• STATED EXERCISE:
Give the number of lines that contain the string "image", please, and nothing else.
○ ○ ○ ○ ○ ○ ○
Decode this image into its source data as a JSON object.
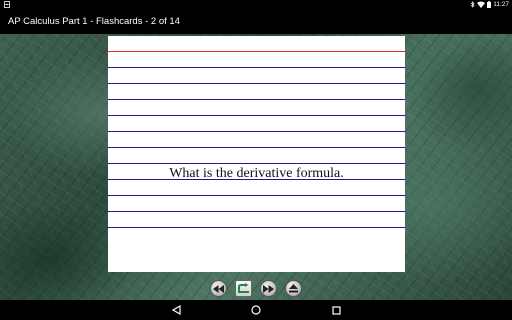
{
  "status_bar": {
    "time": "11:27",
    "icons": [
      "notification-icon",
      "bluetooth-icon",
      "wifi-icon",
      "battery-icon"
    ]
  },
  "app": {
    "title": "AP Calculus Part 1 - Flashcards - 2 of 14"
  },
  "card": {
    "text": "What is the derivative formula."
  },
  "controls": {
    "buttons": [
      "rewind-icon",
      "flip-card-icon",
      "fast-forward-icon",
      "eject-icon"
    ]
  },
  "colors": {
    "card_line_blue": "#1e1a8c",
    "card_line_red": "#d8301c",
    "background_leather": "#3f6151"
  },
  "nav": {
    "buttons": [
      "back-icon",
      "home-icon",
      "recents-icon"
    ]
  }
}
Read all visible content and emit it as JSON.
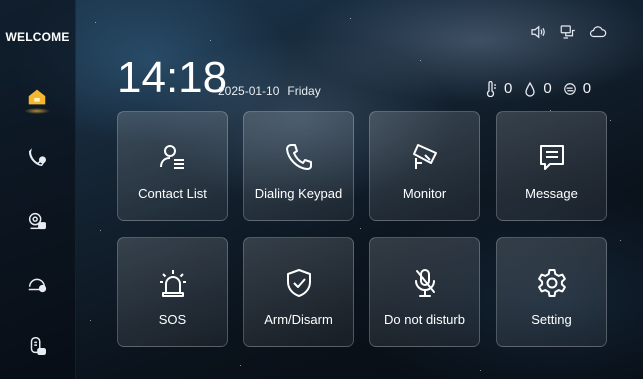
{
  "sidebar": {
    "title": "WELCOME",
    "items": [
      {
        "icon": "home-icon",
        "active": true
      },
      {
        "icon": "call-icon",
        "active": false
      },
      {
        "icon": "camera-user-icon",
        "active": false
      },
      {
        "icon": "record-icon",
        "active": false
      },
      {
        "icon": "intercom-icon",
        "active": false
      }
    ]
  },
  "status": {
    "icons": [
      "speaker-icon",
      "network-icon",
      "cloud-icon"
    ]
  },
  "time": "14:18",
  "date": "2025-01-10",
  "weekday": "Friday",
  "sensors": [
    {
      "icon": "thermometer-icon",
      "value": "0"
    },
    {
      "icon": "humidity-icon",
      "value": "0"
    },
    {
      "icon": "air-quality-icon",
      "value": "0"
    }
  ],
  "tiles": [
    {
      "label": "Contact List",
      "icon": "contact-list-icon"
    },
    {
      "label": "Dialing Keypad",
      "icon": "phone-icon"
    },
    {
      "label": "Monitor",
      "icon": "camera-icon"
    },
    {
      "label": "Message",
      "icon": "message-icon"
    },
    {
      "label": "SOS",
      "icon": "alarm-icon"
    },
    {
      "label": "Arm/Disarm",
      "icon": "shield-icon"
    },
    {
      "label": "Do not disturb",
      "icon": "mute-mic-icon"
    },
    {
      "label": "Setting",
      "icon": "gear-icon"
    }
  ],
  "colors": {
    "accent": "#f5b731",
    "text": "#ffffff"
  }
}
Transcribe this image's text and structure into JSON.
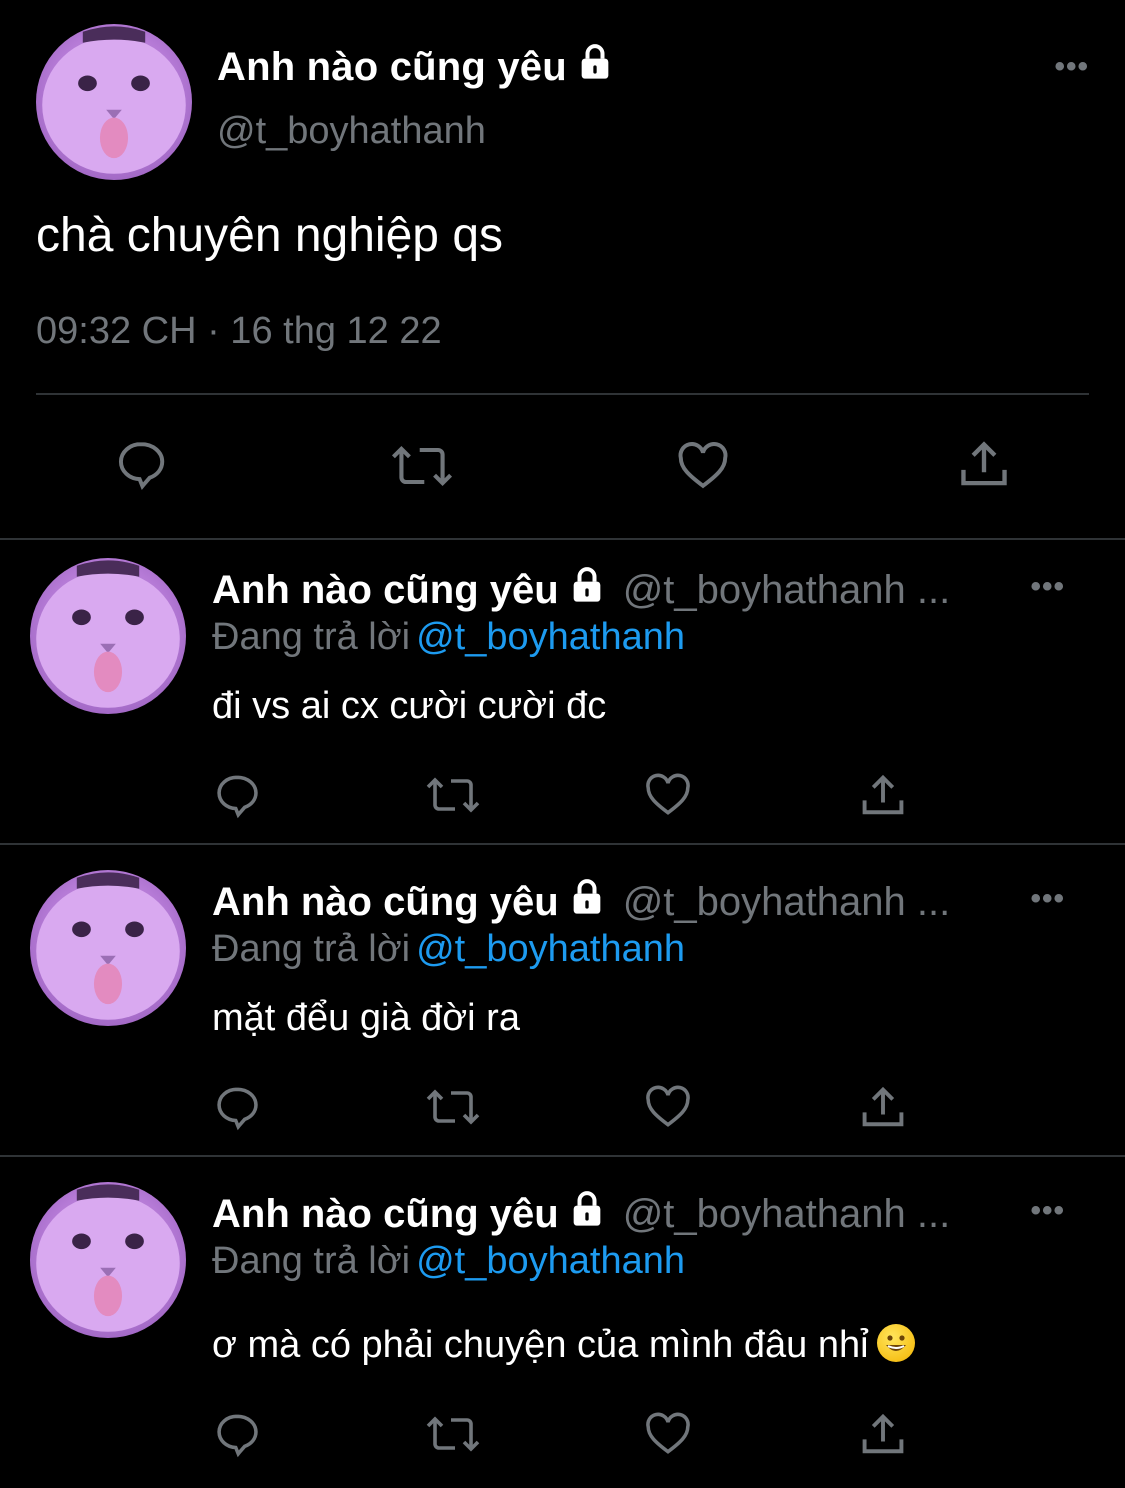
{
  "main_tweet": {
    "display_name": "Anh nào cũng yêu",
    "handle": "@t_boyhathanh",
    "text": "chà chuyên nghiệp qs",
    "timestamp": "09:32 CH · 16 thg 12 22",
    "more_label": "•••"
  },
  "replies": [
    {
      "display_name": "Anh nào cũng yêu",
      "handle": "@t_boyhathanh ...",
      "replying_prefix": "Đang trả lời",
      "replying_to": "@t_boyhathanh",
      "text": "đi vs ai cx cười cười đc",
      "more_label": "•••"
    },
    {
      "display_name": "Anh nào cũng yêu",
      "handle": "@t_boyhathanh ...",
      "replying_prefix": "Đang trả lời",
      "replying_to": "@t_boyhathanh",
      "text": "mặt đểu già đời ra",
      "more_label": "•••"
    },
    {
      "display_name": "Anh nào cũng yêu",
      "handle": "@t_boyhathanh ...",
      "replying_prefix": "Đang trả lời",
      "replying_to": "@t_boyhathanh",
      "text": "ơ mà có phải chuyện của mình đâu nhỉ",
      "more_label": "•••",
      "emoji": "smiley-emoji"
    }
  ],
  "icons": {
    "reply": "reply-icon",
    "retweet": "retweet-icon",
    "like": "heart-icon",
    "share": "share-icon",
    "lock": "lock-icon"
  },
  "colors": {
    "background": "#000000",
    "text": "#ffffff",
    "secondary": "#71767b",
    "mention": "#1d9bf0",
    "divider": "#2f3336",
    "avatar_tint": "#c08ae0"
  }
}
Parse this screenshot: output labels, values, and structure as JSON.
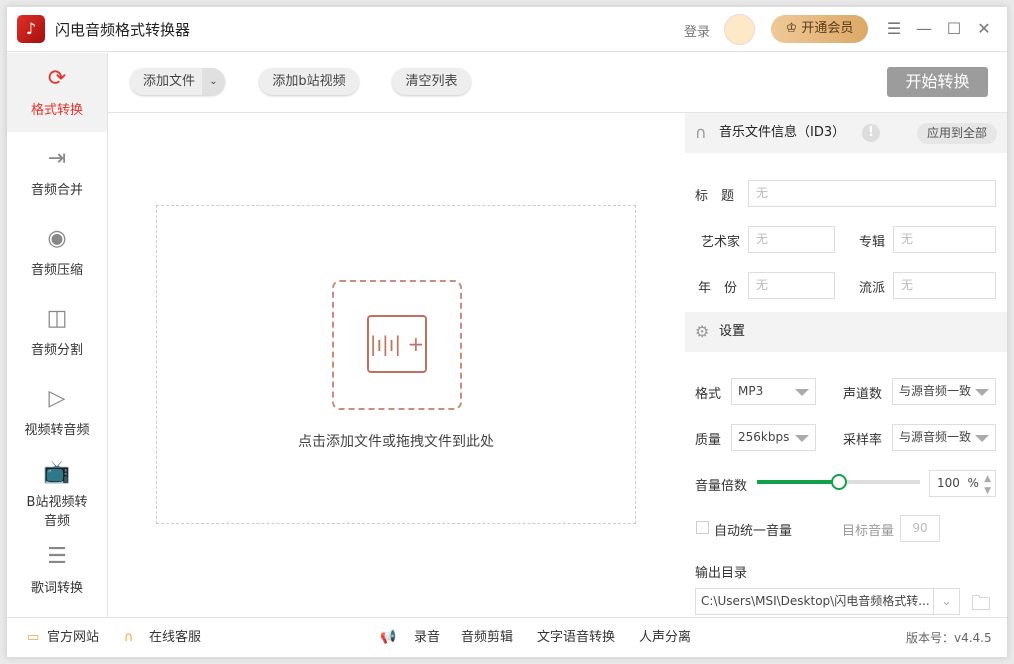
{
  "app": {
    "title": "闪电音频格式转换器",
    "login": "登录",
    "vip": "开通会员"
  },
  "sidebar": {
    "items": [
      {
        "label": "格式转换",
        "icon": "refresh-icon"
      },
      {
        "label": "音频合并",
        "icon": "merge-icon"
      },
      {
        "label": "音频压缩",
        "icon": "compress-icon"
      },
      {
        "label": "音频分割",
        "icon": "split-icon"
      },
      {
        "label": "视频转音频",
        "icon": "video-icon"
      },
      {
        "label": "B站视频转音频",
        "icon": "bilibili-icon"
      },
      {
        "label": "歌词转换",
        "icon": "lyrics-icon"
      }
    ]
  },
  "toolbar": {
    "add_file": "添加文件",
    "add_bili": "添加b站视频",
    "clear": "清空列表",
    "start": "开始转换"
  },
  "drop": {
    "hint": "点击添加文件或拖拽文件到此处"
  },
  "id3": {
    "header": "音乐文件信息（ID3）",
    "apply_all": "应用到全部",
    "title_label": "标　题",
    "artist_label": "艺术家",
    "album_label": "专辑",
    "year_label": "年　份",
    "genre_label": "流派",
    "placeholder": "无"
  },
  "settings": {
    "header": "设置",
    "format_label": "格式",
    "format": "MP3",
    "channels_label": "声道数",
    "channels": "与源音频一致",
    "quality_label": "质量",
    "quality": "256kbps",
    "samplerate_label": "采样率",
    "samplerate": "与源音频一致",
    "volume_label": "音量倍数",
    "volume": "100",
    "volume_unit": "%",
    "volume_fraction": 0.5,
    "auto_volume_label": "自动统一音量",
    "target_volume_label": "目标音量",
    "target_volume": "90",
    "output_label": "输出目录",
    "output_path": "C:\\Users\\MSI\\Desktop\\闪电音频格式转..."
  },
  "footer": {
    "website": "官方网站",
    "support": "在线客服",
    "record": "录音",
    "edit": "音频剪辑",
    "tts": "文字语音转换",
    "vocal": "人声分离",
    "version": "版本号：v4.4.5"
  },
  "colors": {
    "accent": "#e2342d",
    "slider": "#13a04a"
  }
}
○ ○ ○ ○ ○ ○ ○
• SOLUTION FOR THIS EXERCISE:
2